----- Stored records -----

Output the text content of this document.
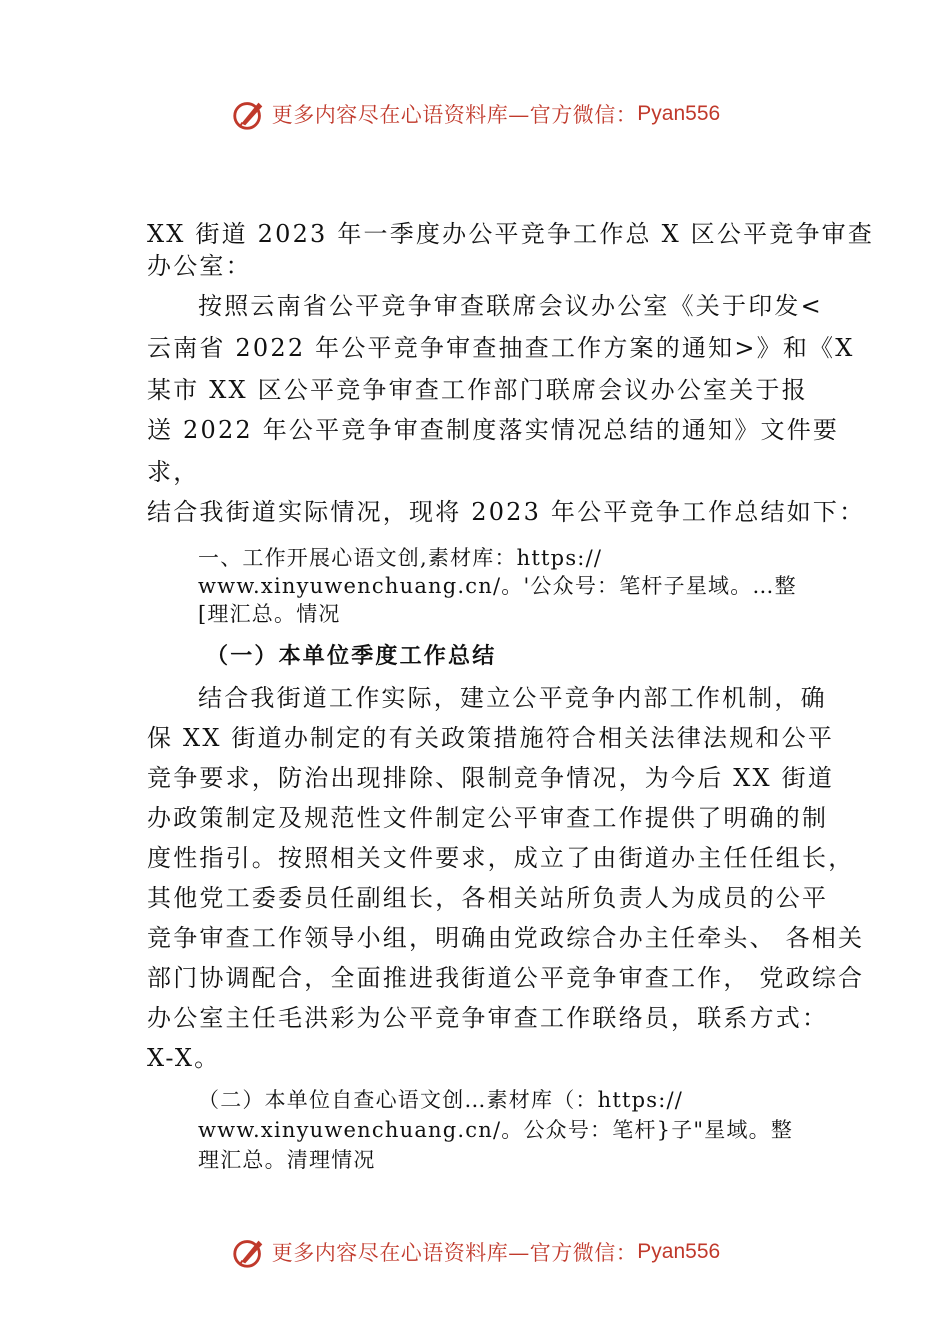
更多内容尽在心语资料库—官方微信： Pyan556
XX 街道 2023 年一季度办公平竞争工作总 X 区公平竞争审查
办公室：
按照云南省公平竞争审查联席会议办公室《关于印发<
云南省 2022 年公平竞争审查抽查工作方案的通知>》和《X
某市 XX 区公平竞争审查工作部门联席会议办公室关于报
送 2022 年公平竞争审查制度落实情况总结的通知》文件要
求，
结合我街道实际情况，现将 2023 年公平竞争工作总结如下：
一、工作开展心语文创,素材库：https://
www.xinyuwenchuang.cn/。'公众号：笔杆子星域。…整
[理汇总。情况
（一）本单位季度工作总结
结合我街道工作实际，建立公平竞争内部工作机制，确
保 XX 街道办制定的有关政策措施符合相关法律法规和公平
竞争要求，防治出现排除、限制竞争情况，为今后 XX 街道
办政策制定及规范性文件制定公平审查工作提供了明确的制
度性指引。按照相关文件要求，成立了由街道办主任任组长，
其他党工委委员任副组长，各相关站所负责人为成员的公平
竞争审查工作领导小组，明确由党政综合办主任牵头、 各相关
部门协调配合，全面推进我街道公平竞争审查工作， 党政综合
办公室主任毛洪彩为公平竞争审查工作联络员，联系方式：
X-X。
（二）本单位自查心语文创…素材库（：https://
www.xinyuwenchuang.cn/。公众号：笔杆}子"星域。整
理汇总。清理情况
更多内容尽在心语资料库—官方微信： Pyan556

-----
----- Stored records -----

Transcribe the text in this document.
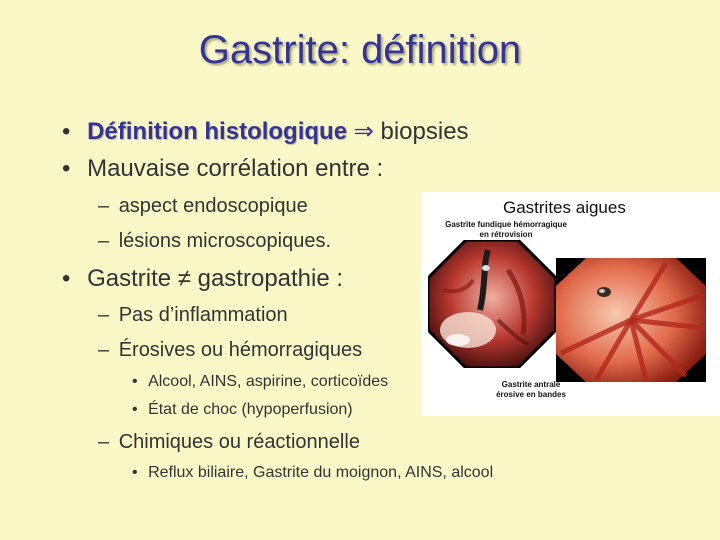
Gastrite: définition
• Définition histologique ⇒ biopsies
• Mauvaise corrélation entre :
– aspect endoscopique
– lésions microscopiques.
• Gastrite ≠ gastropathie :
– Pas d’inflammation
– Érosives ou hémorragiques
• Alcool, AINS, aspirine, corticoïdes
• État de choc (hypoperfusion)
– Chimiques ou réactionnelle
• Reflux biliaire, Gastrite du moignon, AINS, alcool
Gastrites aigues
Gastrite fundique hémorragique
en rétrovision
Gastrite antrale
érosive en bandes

-----

• What this task involves:
Pick out every line above that holds the word "xinyuwenchuang" and copy it.

• Solution to this exercise:
www.xinyuwenchuang.cn/。'公众号：笔杆子星域。…整
www.xinyuwenchuang.cn/。公众号：笔杆}子"星域。整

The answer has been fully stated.